== Collection entries ==
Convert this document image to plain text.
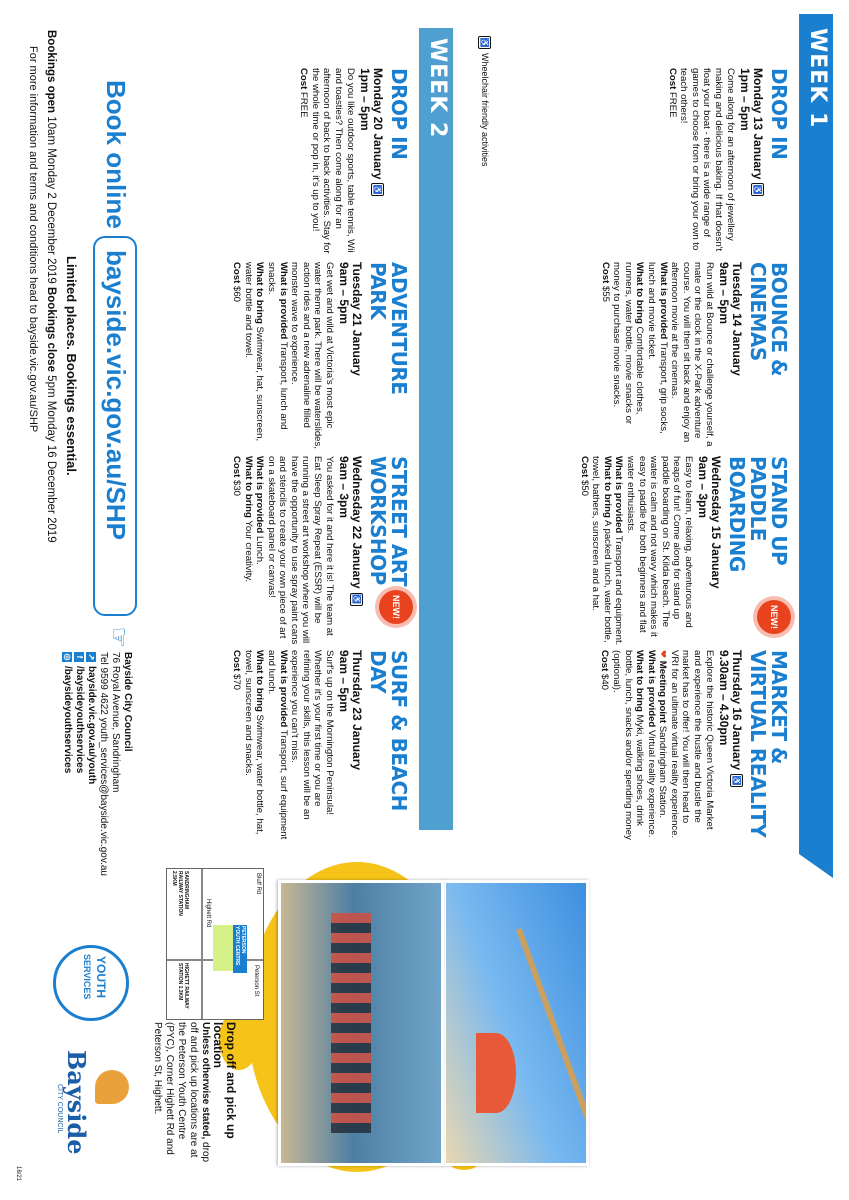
WEEK 1
DROP IN
Monday 13 January♿
1pm – 5pm

Come along for an afternoon of jewellery making and delicious baking. If that doesn't float your boat - there is a wide range of games to choose from or bring your own to teach others!

Cost FREE
BOUNCE & CINEMAS
Tuesday 14 January
9am – 5pm

Run wild at Bounce or challenge yourself, a mate or the clock in the X-Park adventure course. You will then sit back and enjoy an afternoon movie at the cinemas.

What is provided Transport, grip socks, lunch and movie ticket.
What to bring Comfortable clothes, runners, water bottle, movie snacks or money to purchase movie snacks.
Cost $55
STAND UP PADDLE BOARDING
Wednesday 15 January
9am – 3pm

Easy to learn, relaxing, adventurous and heaps of fun! Come along for stand up paddle boarding on St. Kilda beach. The water is calm and not wavy which makes it easy to paddle for both beginners and flat water enthusiasts.

What is provided Transport and equipment.
What to bring A packed lunch, water bottle, towel, bathers, sunscreen and a hat.
Cost $50
NEW!
MARKET & VIRTUAL REALITY
Thursday 16 January♿
9.30am – 4.30pm

Explore the historic Queen Victoria Market and experience the hustle and bustle the market has to offer! You will then head to VRI for an ultimate virtual reality experience.

❤ Meeting point Sandringham Station.
What is provided Virtual reality experience.
What to bring Myki, walking shoes, drink bottle, lunch, snacks and/or spending money (optional).
Cost $40
♿Wheelchair friendly activities
WEEK 2
DROP IN
Monday 20 January♿
1pm – 5pm

Do you like outdoor sports, table tennis, Wii and toasties? Then come along for an afternoon of back to back activities. Stay for the whole time or pop in, it's up to you!

Cost FREE
ADVENTURE PARK
Tuesday 21 January
9am – 5pm

Get wet and wild at Victoria's most epic water theme park. There will be waterslides, action rides and a new adrenaline filled monster wave to experience.

What is provided Transport, lunch and snacks.
What to bring Swimwear, hat, sunscreen, water bottle and towel.
Cost $60
STREET ART WORKSHOP
Wednesday 22 January♿
9am – 3pm

You asked for it and here it is! The team at Eat Sleep Spray Repeat (ESSR) will be running a street art workshop where you will have the opportunity to use spray paint cans and stencils to create your own piece of art on a skateboard panel or canvas!

What is provided Lunch.
What to bring Your creativity.
Cost $30
NEW!
SURF & BEACH DAY
Thursday 23 January
9am – 5pm

Surf's up on the Mornington Peninsula! Whether it's your first time or you are refining your skills, this lesson will be an experience you can't miss.

What is provided Transport, surf equipment and lunch.
What to bring Swimwear, water bottle, hat, towel, sunscreen and snacks.
Cost $70
Book online
bayside.vic.gov.au/SHP
☞
Limited places. Bookings essential.
Bookings open 10am Monday 2 December 2019 Bookings close 5pm Monday 16 December 2019
For more information and terms and conditions head to bayside.vic.gov.au/SHP
Bayside City Council
76 Royal Avenue, Sandringham
Tel 9599 4622 youth_services@bayside.vic.gov.au
↗bayside.vic.gov.au/youth
f/baysideyouthservices
◎/baysideyouthservices
Bluff Rd
Highett Rd
Peterson St
PETERSON YOUTH CENTRE
SANDRINGHAM RAILWAY STATION 2.5KM
HIGHETT RAILWAY STATION 1.3KM
YOUTH
SERVICES
Bayside
CITY COUNCIL	Drop off and pick up location
Unless otherwise stated, drop off and pick up locations are at the Peterson Youth Centre (PYC), Corner Highett Rd and Peterson St, Highett.
18/21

== Task directions ==
Using the listing above, show each line holding the string "Thursday".

== Response ==
Thursday 16 January♿
Thursday 23 January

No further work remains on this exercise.